GIVEN REQUEST »
All of the data must be printed exactly; please include every line.

MATERIAL SUPPLIED »
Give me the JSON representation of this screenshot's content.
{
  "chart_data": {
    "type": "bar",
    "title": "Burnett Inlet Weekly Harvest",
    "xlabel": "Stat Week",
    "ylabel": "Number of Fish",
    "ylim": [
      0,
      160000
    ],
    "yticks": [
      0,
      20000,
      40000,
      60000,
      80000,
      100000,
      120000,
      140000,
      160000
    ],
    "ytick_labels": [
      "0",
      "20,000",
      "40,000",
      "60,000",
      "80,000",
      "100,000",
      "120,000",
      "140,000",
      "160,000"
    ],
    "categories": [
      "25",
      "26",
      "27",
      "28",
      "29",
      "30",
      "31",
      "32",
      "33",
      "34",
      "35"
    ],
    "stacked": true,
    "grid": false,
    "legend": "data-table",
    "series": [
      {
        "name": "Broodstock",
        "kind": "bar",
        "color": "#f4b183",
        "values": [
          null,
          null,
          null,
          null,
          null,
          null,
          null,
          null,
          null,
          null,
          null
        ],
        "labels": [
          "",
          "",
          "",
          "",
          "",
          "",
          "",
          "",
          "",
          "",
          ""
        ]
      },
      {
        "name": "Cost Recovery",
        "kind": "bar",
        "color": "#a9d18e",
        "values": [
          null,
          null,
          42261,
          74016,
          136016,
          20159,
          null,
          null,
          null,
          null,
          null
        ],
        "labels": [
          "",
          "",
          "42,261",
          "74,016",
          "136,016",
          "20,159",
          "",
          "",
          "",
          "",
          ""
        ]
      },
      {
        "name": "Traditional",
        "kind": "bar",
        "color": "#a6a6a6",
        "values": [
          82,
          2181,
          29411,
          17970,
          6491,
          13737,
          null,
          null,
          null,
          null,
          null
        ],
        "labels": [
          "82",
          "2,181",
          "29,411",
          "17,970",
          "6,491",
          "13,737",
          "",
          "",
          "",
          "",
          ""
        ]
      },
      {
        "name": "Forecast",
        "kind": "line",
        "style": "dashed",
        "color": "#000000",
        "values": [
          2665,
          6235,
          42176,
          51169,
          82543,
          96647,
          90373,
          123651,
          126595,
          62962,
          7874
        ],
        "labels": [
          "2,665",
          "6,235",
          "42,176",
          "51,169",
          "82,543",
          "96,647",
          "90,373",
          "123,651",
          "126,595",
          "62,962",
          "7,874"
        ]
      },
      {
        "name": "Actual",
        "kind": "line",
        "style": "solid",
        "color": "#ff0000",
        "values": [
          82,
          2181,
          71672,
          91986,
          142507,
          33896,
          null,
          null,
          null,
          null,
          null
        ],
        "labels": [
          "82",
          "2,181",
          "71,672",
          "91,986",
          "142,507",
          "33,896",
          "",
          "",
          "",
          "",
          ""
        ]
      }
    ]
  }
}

SOLUTION FOR THIS EXERCISE »
Give me the JSON representation of this screenshot's content.
{
  "chart_data": {
    "type": "bar",
    "title": "Burnett Inlet Weekly Harvest",
    "xlabel": "Stat Week",
    "ylabel": "Number of Fish",
    "ylim": [
      0,
      160000
    ],
    "yticks": [
      0,
      20000,
      40000,
      60000,
      80000,
      100000,
      120000,
      140000,
      160000
    ],
    "ytick_labels": [
      "0",
      "20,000",
      "40,000",
      "60,000",
      "80,000",
      "100,000",
      "120,000",
      "140,000",
      "160,000"
    ],
    "categories": [
      "25",
      "26",
      "27",
      "28",
      "29",
      "30",
      "31",
      "32",
      "33",
      "34",
      "35"
    ],
    "stacked": true,
    "grid": false,
    "legend": "data-table",
    "series": [
      {
        "name": "Broodstock",
        "kind": "bar",
        "color": "#f4b183",
        "values": [
          null,
          null,
          null,
          null,
          null,
          null,
          null,
          null,
          null,
          null,
          null
        ],
        "labels": [
          "",
          "",
          "",
          "",
          "",
          "",
          "",
          "",
          "",
          "",
          ""
        ]
      },
      {
        "name": "Cost Recovery",
        "kind": "bar",
        "color": "#a9d18e",
        "values": [
          null,
          null,
          42261,
          74016,
          136016,
          20159,
          null,
          null,
          null,
          null,
          null
        ],
        "labels": [
          "",
          "",
          "42,261",
          "74,016",
          "136,016",
          "20,159",
          "",
          "",
          "",
          "",
          ""
        ]
      },
      {
        "name": "Traditional",
        "kind": "bar",
        "color": "#a6a6a6",
        "values": [
          82,
          2181,
          29411,
          17970,
          6491,
          13737,
          null,
          null,
          null,
          null,
          null
        ],
        "labels": [
          "82",
          "2,181",
          "29,411",
          "17,970",
          "6,491",
          "13,737",
          "",
          "",
          "",
          "",
          ""
        ]
      },
      {
        "name": "Forecast",
        "kind": "line",
        "style": "dashed",
        "color": "#000000",
        "values": [
          2665,
          6235,
          42176,
          51169,
          82543,
          96647,
          90373,
          123651,
          126595,
          62962,
          7874
        ],
        "labels": [
          "2,665",
          "6,235",
          "42,176",
          "51,169",
          "82,543",
          "96,647",
          "90,373",
          "123,651",
          "126,595",
          "62,962",
          "7,874"
        ]
      },
      {
        "name": "Actual",
        "kind": "line",
        "style": "solid",
        "color": "#ff0000",
        "values": [
          82,
          2181,
          71672,
          91986,
          142507,
          33896,
          null,
          null,
          null,
          null,
          null
        ],
        "labels": [
          "82",
          "2,181",
          "71,672",
          "91,986",
          "142,507",
          "33,896",
          "",
          "",
          "",
          "",
          ""
        ]
      }
    ]
  }
}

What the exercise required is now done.